■ Your objective
The response must contain every line from the records below that has "letter".

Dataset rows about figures
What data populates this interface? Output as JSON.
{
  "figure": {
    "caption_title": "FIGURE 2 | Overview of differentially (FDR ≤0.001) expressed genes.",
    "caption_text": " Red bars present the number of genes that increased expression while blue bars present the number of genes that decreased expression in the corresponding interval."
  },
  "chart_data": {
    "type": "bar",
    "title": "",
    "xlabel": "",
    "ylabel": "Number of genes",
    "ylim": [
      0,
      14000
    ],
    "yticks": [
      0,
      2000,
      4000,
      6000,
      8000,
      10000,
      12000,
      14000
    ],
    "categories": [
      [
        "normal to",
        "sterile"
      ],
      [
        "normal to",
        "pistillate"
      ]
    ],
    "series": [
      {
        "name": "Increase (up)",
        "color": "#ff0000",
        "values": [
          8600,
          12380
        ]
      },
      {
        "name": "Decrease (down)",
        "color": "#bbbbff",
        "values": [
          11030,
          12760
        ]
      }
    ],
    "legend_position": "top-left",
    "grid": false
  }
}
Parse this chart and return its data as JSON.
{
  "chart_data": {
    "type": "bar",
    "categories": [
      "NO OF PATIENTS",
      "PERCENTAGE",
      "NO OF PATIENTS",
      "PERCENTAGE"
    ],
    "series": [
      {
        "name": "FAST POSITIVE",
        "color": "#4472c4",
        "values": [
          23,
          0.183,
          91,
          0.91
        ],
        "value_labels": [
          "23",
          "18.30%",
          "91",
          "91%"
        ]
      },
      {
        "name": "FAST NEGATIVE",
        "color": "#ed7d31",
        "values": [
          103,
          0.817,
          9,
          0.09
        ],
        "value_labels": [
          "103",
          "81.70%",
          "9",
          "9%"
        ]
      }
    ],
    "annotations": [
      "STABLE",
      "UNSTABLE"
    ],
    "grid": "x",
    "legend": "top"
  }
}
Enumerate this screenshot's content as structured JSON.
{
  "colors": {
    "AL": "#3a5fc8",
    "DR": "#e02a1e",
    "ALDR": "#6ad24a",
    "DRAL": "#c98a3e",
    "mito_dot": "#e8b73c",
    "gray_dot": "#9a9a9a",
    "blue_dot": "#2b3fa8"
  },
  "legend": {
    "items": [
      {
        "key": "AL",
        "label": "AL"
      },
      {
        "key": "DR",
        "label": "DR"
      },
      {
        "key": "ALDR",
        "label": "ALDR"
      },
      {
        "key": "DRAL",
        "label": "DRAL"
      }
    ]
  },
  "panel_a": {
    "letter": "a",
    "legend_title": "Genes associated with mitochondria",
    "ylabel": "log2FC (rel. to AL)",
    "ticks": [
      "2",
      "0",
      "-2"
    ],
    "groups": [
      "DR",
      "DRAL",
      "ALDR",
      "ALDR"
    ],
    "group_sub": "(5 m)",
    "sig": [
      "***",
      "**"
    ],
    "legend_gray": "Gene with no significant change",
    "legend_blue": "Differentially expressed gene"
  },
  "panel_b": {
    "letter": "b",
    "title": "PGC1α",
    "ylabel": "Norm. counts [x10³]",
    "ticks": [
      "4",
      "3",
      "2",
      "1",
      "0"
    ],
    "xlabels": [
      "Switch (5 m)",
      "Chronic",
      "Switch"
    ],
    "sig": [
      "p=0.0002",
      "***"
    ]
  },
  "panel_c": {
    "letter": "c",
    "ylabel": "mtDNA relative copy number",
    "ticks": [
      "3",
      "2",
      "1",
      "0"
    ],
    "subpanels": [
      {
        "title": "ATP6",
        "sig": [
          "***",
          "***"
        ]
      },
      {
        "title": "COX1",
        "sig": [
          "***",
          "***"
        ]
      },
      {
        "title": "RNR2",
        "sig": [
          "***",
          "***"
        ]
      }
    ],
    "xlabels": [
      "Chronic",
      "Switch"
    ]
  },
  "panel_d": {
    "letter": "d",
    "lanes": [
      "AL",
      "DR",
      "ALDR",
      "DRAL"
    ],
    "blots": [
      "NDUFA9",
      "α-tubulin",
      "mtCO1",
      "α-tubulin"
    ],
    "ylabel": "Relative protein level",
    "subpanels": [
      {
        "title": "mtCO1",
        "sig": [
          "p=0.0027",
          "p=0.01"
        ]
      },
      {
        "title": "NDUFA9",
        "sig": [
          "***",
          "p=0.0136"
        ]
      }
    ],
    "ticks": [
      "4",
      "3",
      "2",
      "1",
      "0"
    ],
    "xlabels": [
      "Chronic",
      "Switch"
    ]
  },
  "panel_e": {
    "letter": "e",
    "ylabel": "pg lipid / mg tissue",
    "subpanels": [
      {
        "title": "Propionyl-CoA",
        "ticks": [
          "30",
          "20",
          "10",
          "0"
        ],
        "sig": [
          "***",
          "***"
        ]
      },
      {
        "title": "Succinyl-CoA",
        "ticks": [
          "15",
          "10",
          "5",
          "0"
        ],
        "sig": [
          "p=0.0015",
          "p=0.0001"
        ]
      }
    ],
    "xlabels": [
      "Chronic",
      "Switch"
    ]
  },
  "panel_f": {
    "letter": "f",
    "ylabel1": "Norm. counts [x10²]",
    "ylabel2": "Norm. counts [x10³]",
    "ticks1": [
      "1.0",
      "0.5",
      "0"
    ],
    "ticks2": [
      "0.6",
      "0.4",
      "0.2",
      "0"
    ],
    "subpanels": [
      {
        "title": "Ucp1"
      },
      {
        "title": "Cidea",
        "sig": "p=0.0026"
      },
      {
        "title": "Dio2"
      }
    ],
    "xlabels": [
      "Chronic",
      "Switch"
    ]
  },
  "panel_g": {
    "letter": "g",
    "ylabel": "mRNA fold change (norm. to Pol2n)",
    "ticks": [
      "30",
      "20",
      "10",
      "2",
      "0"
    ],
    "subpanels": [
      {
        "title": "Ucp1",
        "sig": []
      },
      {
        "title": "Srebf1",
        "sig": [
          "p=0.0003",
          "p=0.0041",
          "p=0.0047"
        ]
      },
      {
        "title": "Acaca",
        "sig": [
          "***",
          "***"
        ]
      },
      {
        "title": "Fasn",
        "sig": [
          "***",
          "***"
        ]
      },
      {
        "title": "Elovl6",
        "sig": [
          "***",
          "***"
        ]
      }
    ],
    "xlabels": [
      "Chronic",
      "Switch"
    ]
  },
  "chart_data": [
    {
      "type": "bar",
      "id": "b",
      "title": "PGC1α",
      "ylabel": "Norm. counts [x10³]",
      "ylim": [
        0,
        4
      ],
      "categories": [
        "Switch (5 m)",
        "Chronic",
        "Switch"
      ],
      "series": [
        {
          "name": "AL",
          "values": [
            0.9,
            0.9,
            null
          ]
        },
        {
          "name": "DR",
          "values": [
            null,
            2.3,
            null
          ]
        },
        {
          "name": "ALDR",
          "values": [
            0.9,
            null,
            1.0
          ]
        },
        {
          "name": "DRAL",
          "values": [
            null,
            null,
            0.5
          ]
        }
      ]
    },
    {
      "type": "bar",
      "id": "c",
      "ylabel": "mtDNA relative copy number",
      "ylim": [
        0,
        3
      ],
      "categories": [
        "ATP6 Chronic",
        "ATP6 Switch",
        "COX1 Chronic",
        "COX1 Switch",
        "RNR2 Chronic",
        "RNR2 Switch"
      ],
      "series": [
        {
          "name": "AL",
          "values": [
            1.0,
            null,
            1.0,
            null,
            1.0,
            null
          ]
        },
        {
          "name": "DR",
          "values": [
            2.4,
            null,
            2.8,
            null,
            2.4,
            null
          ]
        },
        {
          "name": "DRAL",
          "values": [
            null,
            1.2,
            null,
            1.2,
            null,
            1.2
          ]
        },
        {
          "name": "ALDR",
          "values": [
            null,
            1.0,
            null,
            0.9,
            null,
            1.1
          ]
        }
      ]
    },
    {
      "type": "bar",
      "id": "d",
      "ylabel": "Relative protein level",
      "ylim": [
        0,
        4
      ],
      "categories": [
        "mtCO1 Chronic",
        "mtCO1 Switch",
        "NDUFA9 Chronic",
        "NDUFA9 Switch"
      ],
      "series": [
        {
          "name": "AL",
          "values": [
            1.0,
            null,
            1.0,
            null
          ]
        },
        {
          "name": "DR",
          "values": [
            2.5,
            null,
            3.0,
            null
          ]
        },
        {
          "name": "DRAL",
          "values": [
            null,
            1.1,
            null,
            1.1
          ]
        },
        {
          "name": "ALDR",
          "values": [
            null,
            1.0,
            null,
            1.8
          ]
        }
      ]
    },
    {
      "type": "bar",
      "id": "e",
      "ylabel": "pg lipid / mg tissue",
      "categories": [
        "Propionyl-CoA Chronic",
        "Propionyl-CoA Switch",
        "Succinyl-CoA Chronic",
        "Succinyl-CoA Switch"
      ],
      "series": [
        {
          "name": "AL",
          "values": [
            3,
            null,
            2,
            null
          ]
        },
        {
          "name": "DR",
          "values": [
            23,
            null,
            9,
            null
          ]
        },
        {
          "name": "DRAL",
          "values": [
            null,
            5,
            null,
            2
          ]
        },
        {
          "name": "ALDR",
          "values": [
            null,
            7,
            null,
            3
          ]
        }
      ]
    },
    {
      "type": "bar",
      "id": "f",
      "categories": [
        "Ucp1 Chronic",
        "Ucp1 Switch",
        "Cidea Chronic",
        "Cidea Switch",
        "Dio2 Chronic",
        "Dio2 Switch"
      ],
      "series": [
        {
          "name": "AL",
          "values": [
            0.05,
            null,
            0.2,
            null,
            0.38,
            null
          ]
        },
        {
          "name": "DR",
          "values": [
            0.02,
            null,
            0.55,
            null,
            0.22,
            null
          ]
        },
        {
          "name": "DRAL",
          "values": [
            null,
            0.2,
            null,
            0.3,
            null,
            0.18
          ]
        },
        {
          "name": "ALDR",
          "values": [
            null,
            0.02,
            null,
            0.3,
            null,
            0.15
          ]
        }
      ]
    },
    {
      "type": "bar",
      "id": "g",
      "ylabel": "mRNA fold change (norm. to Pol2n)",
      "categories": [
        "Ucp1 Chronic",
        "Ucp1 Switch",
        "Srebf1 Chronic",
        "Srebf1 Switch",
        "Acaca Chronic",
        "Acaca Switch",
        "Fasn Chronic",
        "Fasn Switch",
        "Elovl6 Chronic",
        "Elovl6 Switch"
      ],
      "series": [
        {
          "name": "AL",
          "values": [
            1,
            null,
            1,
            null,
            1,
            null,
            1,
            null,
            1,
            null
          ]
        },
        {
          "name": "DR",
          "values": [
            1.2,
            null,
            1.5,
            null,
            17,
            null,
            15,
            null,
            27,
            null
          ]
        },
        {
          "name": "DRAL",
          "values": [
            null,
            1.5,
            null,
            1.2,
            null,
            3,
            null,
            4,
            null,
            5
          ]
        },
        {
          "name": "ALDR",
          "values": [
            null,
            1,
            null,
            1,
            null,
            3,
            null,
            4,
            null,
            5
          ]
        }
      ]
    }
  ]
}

■ Response to this task
    "letter": "a",
    "letter": "b",
    "letter": "c",
    "letter": "d",
    "letter": "e",
    "letter": "f",
    "letter": "g",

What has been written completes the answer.